(Directions):
Take every line that has the string "последствий" and copy it out.

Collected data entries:
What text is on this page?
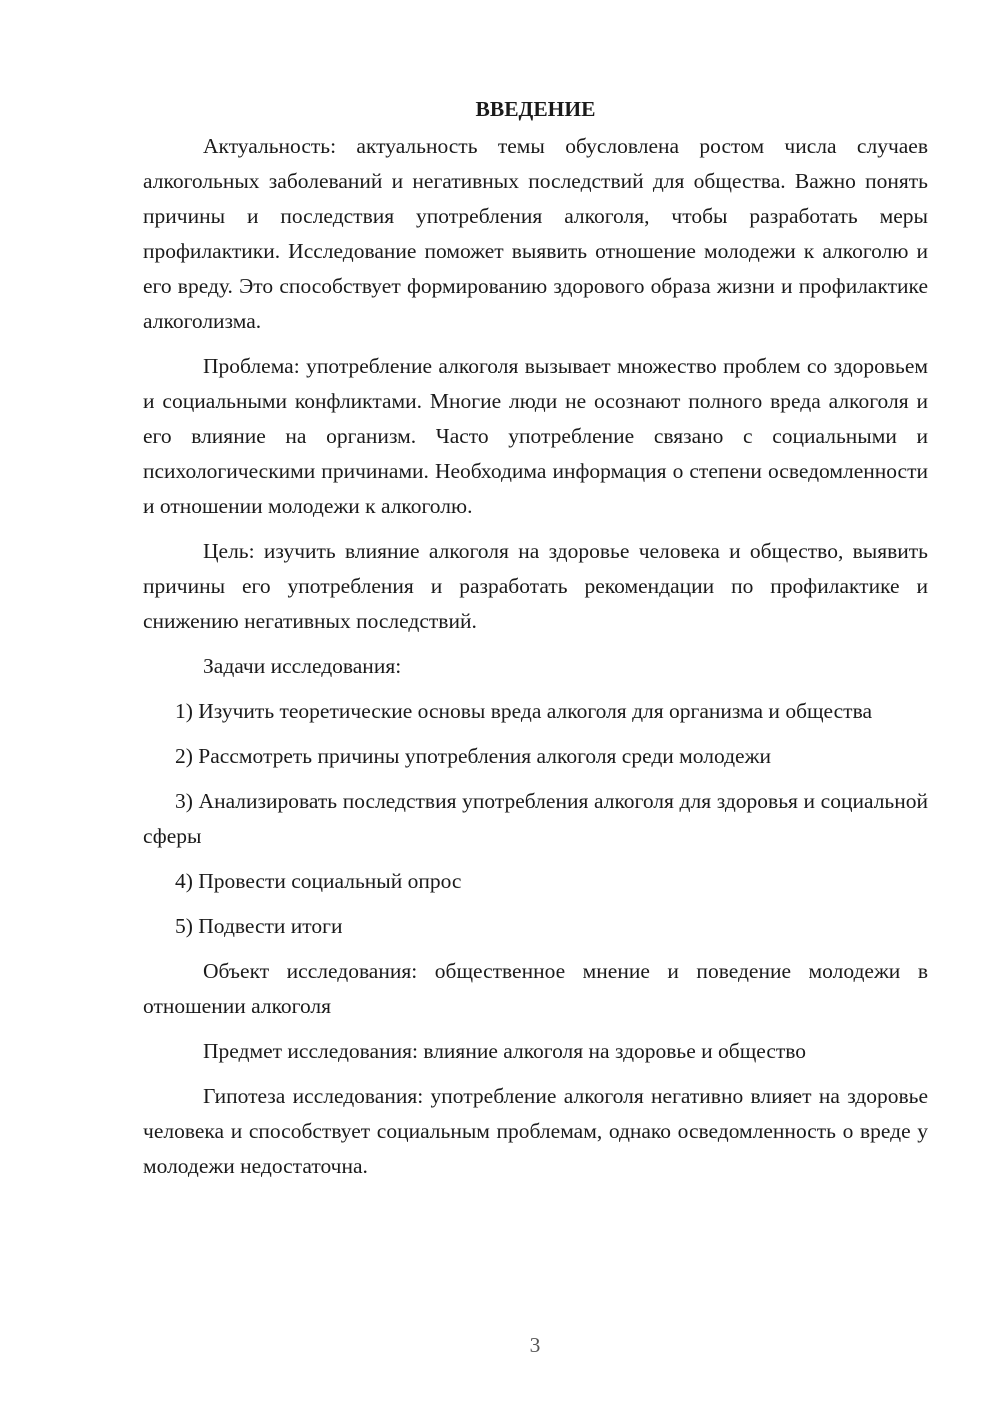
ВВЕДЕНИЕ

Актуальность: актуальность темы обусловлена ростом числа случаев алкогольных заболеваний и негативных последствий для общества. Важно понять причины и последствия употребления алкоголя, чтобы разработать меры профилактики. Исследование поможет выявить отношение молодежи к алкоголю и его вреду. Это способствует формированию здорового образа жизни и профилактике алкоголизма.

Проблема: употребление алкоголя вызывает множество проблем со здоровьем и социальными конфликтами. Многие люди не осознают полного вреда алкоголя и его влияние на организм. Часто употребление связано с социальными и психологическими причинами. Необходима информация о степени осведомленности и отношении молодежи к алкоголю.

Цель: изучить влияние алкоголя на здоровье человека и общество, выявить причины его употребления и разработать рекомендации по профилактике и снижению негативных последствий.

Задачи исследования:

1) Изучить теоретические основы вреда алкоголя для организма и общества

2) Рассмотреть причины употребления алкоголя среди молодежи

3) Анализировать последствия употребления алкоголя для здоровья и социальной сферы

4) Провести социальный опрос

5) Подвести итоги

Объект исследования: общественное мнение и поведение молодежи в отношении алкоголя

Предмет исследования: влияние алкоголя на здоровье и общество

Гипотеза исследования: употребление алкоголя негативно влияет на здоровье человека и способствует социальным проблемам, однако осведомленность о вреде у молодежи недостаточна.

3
---
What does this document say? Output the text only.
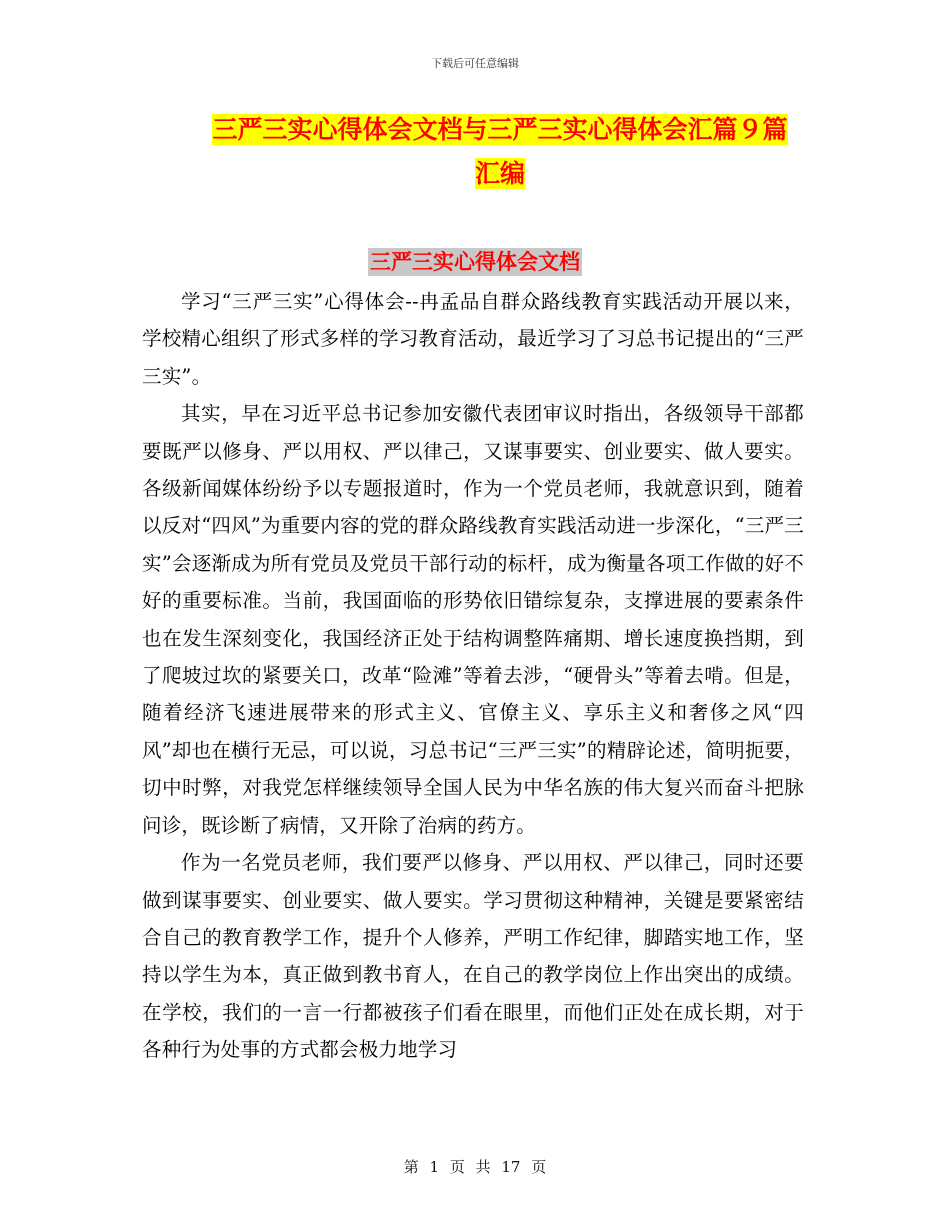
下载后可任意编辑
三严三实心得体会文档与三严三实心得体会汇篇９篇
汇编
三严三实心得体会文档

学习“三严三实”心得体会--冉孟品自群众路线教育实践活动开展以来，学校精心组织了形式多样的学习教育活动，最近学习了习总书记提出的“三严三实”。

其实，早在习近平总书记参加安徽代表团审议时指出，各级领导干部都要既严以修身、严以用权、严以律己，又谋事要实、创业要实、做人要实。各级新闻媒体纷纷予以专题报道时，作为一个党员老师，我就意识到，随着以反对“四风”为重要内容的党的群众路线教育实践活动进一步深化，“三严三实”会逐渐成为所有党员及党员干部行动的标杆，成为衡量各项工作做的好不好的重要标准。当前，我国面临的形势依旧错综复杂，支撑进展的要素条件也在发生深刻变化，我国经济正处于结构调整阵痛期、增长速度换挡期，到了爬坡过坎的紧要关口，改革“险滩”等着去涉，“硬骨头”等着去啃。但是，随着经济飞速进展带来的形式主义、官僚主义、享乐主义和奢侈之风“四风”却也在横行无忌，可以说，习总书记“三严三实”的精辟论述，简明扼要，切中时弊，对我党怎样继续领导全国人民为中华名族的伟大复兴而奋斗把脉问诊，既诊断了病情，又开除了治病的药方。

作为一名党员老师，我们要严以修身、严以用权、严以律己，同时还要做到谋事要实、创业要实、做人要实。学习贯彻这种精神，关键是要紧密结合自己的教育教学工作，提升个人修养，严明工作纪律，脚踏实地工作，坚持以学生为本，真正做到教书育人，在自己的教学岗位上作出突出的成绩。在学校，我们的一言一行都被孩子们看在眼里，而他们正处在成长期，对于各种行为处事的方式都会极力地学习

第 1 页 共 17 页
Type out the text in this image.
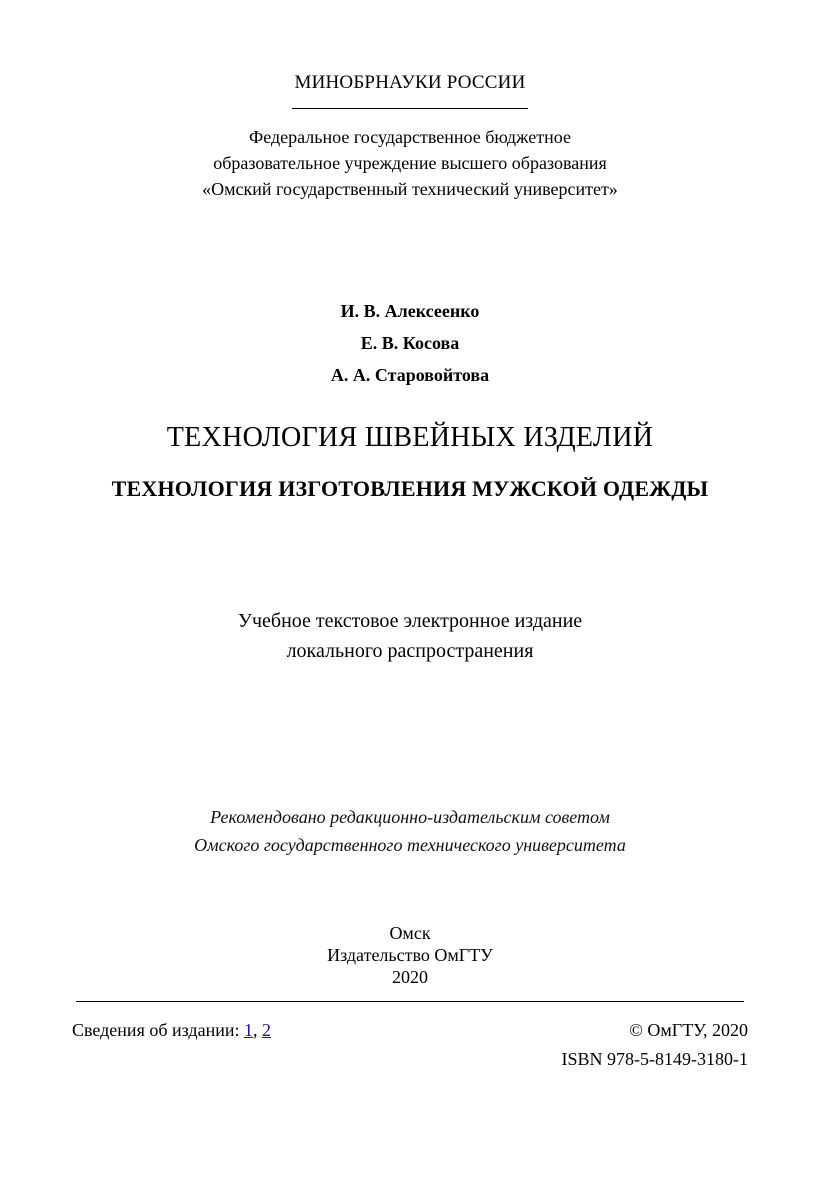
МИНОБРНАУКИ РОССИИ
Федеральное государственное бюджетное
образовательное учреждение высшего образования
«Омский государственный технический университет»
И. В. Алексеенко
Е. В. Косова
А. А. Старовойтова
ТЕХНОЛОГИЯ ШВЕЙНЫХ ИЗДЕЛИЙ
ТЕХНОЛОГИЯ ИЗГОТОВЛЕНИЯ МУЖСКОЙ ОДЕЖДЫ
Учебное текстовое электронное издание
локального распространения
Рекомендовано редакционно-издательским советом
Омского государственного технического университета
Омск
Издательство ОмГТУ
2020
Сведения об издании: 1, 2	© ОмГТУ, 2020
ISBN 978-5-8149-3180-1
==
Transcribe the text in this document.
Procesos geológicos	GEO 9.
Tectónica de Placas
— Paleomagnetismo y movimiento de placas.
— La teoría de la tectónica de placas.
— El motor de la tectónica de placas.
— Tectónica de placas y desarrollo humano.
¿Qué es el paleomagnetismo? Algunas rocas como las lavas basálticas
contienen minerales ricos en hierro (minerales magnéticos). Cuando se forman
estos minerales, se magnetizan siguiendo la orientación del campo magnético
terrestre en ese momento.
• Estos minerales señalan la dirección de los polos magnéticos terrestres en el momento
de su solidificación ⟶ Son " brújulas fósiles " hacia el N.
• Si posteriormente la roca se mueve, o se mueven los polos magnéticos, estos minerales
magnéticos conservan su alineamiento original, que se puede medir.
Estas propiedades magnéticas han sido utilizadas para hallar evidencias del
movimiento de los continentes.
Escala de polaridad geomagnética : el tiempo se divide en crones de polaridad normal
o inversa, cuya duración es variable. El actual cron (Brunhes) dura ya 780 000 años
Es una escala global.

(Reply to the exercise):
Актуальность: актуальность темы обусловлена ростом числа случаев алкогольных заболеваний и негативных последствий для общества. Важно понять причины и последствия употребления алкоголя, чтобы разработать меры профилактики. Исследование поможет выявить отношение молодежи к алкоголю и его вреду. Это способствует формированию здорового образа жизни и профилактике алкоголизма.
Цель: изучить влияние алкоголя на здоровье человека и общество, выявить причины его употребления и разработать рекомендации по профилактике и снижению негативных последствий.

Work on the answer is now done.